Objective
How many of the lines here include "name"? Answer with a single number.

Supplied material
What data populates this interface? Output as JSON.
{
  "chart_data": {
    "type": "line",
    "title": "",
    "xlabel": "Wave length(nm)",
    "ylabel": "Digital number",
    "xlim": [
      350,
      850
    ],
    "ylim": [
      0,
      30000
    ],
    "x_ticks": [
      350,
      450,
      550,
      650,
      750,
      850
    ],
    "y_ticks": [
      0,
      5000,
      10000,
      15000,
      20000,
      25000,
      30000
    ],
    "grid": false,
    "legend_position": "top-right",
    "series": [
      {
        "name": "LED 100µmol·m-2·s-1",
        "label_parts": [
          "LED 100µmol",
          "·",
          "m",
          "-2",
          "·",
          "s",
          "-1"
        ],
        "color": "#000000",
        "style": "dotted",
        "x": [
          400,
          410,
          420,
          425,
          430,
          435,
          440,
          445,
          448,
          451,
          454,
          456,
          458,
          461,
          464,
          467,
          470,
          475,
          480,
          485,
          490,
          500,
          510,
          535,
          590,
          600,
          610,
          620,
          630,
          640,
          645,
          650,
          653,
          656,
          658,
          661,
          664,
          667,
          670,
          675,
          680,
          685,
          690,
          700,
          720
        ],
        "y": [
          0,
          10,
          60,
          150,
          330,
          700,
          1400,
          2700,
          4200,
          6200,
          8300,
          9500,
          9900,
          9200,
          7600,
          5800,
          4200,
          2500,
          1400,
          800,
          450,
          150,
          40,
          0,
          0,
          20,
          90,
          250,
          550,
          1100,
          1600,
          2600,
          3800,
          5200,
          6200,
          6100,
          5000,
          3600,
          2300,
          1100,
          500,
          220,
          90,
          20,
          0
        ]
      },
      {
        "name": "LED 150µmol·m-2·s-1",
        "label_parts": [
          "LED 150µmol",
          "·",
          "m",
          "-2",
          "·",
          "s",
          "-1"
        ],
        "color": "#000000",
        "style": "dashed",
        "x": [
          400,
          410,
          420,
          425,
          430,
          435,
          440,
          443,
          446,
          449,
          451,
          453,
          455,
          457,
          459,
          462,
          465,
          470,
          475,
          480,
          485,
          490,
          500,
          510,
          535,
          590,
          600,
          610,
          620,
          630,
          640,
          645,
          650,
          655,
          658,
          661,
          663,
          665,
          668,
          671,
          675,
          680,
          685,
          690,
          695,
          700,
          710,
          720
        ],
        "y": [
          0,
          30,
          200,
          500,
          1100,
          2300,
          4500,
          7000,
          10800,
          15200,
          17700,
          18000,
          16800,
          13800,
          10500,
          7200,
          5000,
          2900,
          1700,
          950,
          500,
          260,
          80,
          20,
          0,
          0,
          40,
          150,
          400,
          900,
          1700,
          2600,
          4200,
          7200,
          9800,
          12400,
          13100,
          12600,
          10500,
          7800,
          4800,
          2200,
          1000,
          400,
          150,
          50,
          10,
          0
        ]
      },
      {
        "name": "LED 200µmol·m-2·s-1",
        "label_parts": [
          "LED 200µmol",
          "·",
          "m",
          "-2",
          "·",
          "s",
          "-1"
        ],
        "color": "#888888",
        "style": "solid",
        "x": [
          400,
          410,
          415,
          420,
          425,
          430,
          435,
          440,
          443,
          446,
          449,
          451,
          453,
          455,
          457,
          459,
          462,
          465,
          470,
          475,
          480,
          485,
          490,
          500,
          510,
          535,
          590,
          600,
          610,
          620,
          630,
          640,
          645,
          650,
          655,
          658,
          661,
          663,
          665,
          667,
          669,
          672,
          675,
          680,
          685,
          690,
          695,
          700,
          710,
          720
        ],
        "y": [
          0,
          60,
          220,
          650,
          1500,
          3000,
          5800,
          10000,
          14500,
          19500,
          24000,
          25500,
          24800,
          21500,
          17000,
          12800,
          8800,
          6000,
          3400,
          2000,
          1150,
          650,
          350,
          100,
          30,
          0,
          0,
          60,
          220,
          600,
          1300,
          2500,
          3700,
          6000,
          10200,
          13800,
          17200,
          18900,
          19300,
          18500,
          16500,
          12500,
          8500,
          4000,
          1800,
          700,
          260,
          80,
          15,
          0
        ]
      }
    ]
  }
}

Complete response
3